Stored records
[Start of section]

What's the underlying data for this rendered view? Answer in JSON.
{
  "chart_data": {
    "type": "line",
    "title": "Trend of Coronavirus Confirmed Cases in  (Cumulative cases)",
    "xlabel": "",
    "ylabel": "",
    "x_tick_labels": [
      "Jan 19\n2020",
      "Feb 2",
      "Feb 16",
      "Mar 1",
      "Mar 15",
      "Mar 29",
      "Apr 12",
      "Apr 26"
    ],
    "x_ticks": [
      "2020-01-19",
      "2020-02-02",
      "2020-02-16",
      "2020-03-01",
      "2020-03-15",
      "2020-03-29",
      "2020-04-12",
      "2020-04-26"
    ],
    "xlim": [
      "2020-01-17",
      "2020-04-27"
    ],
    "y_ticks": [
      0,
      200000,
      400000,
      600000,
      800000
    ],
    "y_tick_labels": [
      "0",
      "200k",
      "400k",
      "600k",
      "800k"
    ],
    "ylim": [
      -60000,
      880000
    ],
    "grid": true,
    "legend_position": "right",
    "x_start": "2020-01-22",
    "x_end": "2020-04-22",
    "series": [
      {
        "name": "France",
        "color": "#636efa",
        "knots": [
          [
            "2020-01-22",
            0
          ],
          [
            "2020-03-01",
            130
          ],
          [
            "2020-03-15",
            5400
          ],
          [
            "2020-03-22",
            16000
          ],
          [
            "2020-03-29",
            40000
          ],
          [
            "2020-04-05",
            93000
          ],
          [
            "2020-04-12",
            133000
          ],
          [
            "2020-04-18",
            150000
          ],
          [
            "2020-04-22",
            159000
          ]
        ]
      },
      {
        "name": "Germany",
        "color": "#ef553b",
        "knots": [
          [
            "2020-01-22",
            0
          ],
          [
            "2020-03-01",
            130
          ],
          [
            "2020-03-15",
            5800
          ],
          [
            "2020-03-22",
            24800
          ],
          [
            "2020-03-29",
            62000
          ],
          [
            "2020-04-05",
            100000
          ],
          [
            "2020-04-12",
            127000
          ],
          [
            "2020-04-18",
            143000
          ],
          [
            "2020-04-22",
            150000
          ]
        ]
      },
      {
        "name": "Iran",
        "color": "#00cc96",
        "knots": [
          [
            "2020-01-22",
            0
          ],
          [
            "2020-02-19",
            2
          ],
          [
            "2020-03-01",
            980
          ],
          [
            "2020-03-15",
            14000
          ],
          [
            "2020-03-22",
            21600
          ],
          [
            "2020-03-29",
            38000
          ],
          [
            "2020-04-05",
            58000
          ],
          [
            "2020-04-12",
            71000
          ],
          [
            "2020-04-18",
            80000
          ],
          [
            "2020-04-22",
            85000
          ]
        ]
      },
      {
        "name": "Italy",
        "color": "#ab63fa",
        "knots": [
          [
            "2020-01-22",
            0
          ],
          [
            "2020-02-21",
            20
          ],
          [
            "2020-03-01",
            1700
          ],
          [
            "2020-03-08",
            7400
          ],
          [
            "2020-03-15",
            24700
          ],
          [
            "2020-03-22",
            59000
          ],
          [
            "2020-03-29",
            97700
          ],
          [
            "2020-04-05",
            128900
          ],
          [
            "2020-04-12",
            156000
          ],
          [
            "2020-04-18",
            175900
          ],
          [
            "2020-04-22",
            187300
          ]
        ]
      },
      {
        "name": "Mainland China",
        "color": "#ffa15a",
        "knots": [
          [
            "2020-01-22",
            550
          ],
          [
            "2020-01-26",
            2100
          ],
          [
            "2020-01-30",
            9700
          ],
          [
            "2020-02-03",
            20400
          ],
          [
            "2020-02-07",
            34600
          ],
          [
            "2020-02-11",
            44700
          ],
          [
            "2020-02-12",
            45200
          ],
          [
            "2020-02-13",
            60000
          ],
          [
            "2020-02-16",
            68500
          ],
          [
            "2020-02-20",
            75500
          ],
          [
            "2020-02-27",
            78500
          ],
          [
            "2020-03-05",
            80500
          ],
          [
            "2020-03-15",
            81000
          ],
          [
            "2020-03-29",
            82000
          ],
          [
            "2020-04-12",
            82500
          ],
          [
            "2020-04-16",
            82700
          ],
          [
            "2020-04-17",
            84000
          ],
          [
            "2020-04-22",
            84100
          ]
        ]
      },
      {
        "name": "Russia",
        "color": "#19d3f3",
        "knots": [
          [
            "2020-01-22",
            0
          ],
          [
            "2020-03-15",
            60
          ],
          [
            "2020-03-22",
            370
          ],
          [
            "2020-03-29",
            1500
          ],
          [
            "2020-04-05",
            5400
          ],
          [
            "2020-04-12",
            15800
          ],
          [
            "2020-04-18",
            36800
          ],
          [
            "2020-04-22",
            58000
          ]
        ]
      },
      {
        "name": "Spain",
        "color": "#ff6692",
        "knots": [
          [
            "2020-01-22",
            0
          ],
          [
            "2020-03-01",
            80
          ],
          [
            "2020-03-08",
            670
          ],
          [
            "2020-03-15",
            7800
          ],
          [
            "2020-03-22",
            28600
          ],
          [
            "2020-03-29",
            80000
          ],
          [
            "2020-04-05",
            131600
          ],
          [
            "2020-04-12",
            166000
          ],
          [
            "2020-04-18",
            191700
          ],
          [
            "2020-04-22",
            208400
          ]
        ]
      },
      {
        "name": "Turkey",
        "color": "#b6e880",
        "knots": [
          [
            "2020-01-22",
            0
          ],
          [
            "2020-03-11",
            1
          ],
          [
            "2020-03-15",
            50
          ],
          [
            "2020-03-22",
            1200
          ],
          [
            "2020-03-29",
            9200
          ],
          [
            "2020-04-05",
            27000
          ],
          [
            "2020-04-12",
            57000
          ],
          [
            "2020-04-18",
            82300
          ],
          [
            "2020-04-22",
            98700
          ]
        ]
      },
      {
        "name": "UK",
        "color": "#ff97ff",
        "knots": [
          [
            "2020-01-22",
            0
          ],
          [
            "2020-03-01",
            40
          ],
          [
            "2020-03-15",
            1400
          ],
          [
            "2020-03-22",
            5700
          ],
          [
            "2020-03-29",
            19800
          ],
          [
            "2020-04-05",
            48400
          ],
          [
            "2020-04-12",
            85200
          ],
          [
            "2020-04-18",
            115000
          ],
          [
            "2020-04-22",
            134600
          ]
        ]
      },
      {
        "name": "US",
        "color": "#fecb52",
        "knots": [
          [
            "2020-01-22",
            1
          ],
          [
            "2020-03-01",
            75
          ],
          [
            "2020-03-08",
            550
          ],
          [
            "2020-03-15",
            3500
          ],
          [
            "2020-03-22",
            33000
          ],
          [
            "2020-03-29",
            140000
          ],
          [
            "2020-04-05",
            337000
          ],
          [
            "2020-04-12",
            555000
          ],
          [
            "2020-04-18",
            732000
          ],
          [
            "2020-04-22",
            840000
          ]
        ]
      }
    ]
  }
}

[End of section]

Exactly as written, transcribe every line shown above.

What's the underlying data for this rendered view? Answer in JSON.
{
  "chart_data": {
    "type": "line",
    "title": "Trend of Coronavirus Confirmed Cases in  (Cumulative cases)",
    "xlabel": "",
    "ylabel": "",
    "x_tick_labels": [
      "Jan 19\n2020",
      "Feb 2",
      "Feb 16",
      "Mar 1",
      "Mar 15",
      "Mar 29",
      "Apr 12",
      "Apr 26"
    ],
    "x_ticks": [
      "2020-01-19",
      "2020-02-02",
      "2020-02-16",
      "2020-03-01",
      "2020-03-15",
      "2020-03-29",
      "2020-04-12",
      "2020-04-26"
    ],
    "xlim": [
      "2020-01-17",
      "2020-04-27"
    ],
    "y_ticks": [
      0,
      200000,
      400000,
      600000,
      800000
    ],
    "y_tick_labels": [
      "0",
      "200k",
      "400k",
      "600k",
      "800k"
    ],
    "ylim": [
      -60000,
      880000
    ],
    "grid": true,
    "legend_position": "right",
    "x_start": "2020-01-22",
    "x_end": "2020-04-22",
    "series": [
      {
        "name": "France",
        "color": "#636efa",
        "knots": [
          [
            "2020-01-22",
            0
          ],
          [
            "2020-03-01",
            130
          ],
          [
            "2020-03-15",
            5400
          ],
          [
            "2020-03-22",
            16000
          ],
          [
            "2020-03-29",
            40000
          ],
          [
            "2020-04-05",
            93000
          ],
          [
            "2020-04-12",
            133000
          ],
          [
            "2020-04-18",
            150000
          ],
          [
            "2020-04-22",
            159000
          ]
        ]
      },
      {
        "name": "Germany",
        "color": "#ef553b",
        "knots": [
          [
            "2020-01-22",
            0
          ],
          [
            "2020-03-01",
            130
          ],
          [
            "2020-03-15",
            5800
          ],
          [
            "2020-03-22",
            24800
          ],
          [
            "2020-03-29",
            62000
          ],
          [
            "2020-04-05",
            100000
          ],
          [
            "2020-04-12",
            127000
          ],
          [
            "2020-04-18",
            143000
          ],
          [
            "2020-04-22",
            150000
          ]
        ]
      },
      {
        "name": "Iran",
        "color": "#00cc96",
        "knots": [
          [
            "2020-01-22",
            0
          ],
          [
            "2020-02-19",
            2
          ],
          [
            "2020-03-01",
            980
          ],
          [
            "2020-03-15",
            14000
          ],
          [
            "2020-03-22",
            21600
          ],
          [
            "2020-03-29",
            38000
          ],
          [
            "2020-04-05",
            58000
          ],
          [
            "2020-04-12",
            71000
          ],
          [
            "2020-04-18",
            80000
          ],
          [
            "2020-04-22",
            85000
          ]
        ]
      },
      {
        "name": "Italy",
        "color": "#ab63fa",
        "knots": [
          [
            "2020-01-22",
            0
          ],
          [
            "2020-02-21",
            20
          ],
          [
            "2020-03-01",
            1700
          ],
          [
            "2020-03-08",
            7400
          ],
          [
            "2020-03-15",
            24700
          ],
          [
            "2020-03-22",
            59000
          ],
          [
            "2020-03-29",
            97700
          ],
          [
            "2020-04-05",
            128900
          ],
          [
            "2020-04-12",
            156000
          ],
          [
            "2020-04-18",
            175900
          ],
          [
            "2020-04-22",
            187300
          ]
        ]
      },
      {
        "name": "Mainland China",
        "color": "#ffa15a",
        "knots": [
          [
            "2020-01-22",
            550
          ],
          [
            "2020-01-26",
            2100
          ],
          [
            "2020-01-30",
            9700
          ],
          [
            "2020-02-03",
            20400
          ],
          [
            "2020-02-07",
            34600
          ],
          [
            "2020-02-11",
            44700
          ],
          [
            "2020-02-12",
            45200
          ],
          [
            "2020-02-13",
            60000
          ],
          [
            "2020-02-16",
            68500
          ],
          [
            "2020-02-20",
            75500
          ],
          [
            "2020-02-27",
            78500
          ],
          [
            "2020-03-05",
            80500
          ],
          [
            "2020-03-15",
            81000
          ],
          [
            "2020-03-29",
            82000
          ],
          [
            "2020-04-12",
            82500
          ],
          [
            "2020-04-16",
            82700
          ],
          [
            "2020-04-17",
            84000
          ],
          [
            "2020-04-22",
            84100
          ]
        ]
      },
      {
        "name": "Russia",
        "color": "#19d3f3",
        "knots": [
          [
            "2020-01-22",
            0
          ],
          [
            "2020-03-15",
            60
          ],
          [
            "2020-03-22",
            370
          ],
          [
            "2020-03-29",
            1500
          ],
          [
            "2020-04-05",
            5400
          ],
          [
            "2020-04-12",
            15800
          ],
          [
            "2020-04-18",
            36800
          ],
          [
            "2020-04-22",
            58000
          ]
        ]
      },
      {
        "name": "Spain",
        "color": "#ff6692",
        "knots": [
          [
            "2020-01-22",
            0
          ],
          [
            "2020-03-01",
            80
          ],
          [
            "2020-03-08",
            670
          ],
          [
            "2020-03-15",
            7800
          ],
          [
            "2020-03-22",
            28600
          ],
          [
            "2020-03-29",
            80000
          ],
          [
            "2020-04-05",
            131600
          ],
          [
            "2020-04-12",
            166000
          ],
          [
            "2020-04-18",
            191700
          ],
          [
            "2020-04-22",
            208400
          ]
        ]
      },
      {
        "name": "Turkey",
        "color": "#b6e880",
        "knots": [
          [
            "2020-01-22",
            0
          ],
          [
            "2020-03-11",
            1
          ],
          [
            "2020-03-15",
            50
          ],
          [
            "2020-03-22",
            1200
          ],
          [
            "2020-03-29",
            9200
          ],
          [
            "2020-04-05",
            27000
          ],
          [
            "2020-04-12",
            57000
          ],
          [
            "2020-04-18",
            82300
          ],
          [
            "2020-04-22",
            98700
          ]
        ]
      },
      {
        "name": "UK",
        "color": "#ff97ff",
        "knots": [
          [
            "2020-01-22",
            0
          ],
          [
            "2020-03-01",
            40
          ],
          [
            "2020-03-15",
            1400
          ],
          [
            "2020-03-22",
            5700
          ],
          [
            "2020-03-29",
            19800
          ],
          [
            "2020-04-05",
            48400
          ],
          [
            "2020-04-12",
            85200
          ],
          [
            "2020-04-18",
            115000
          ],
          [
            "2020-04-22",
            134600
          ]
        ]
      },
      {
        "name": "US",
        "color": "#fecb52",
        "knots": [
          [
            "2020-01-22",
            1
          ],
          [
            "2020-03-01",
            75
          ],
          [
            "2020-03-08",
            550
          ],
          [
            "2020-03-15",
            3500
          ],
          [
            "2020-03-22",
            33000
          ],
          [
            "2020-03-29",
            140000
          ],
          [
            "2020-04-05",
            337000
          ],
          [
            "2020-04-12",
            555000
          ],
          [
            "2020-04-18",
            732000
          ],
          [
            "2020-04-22",
            840000
          ]
        ]
      }
    ]
  }
}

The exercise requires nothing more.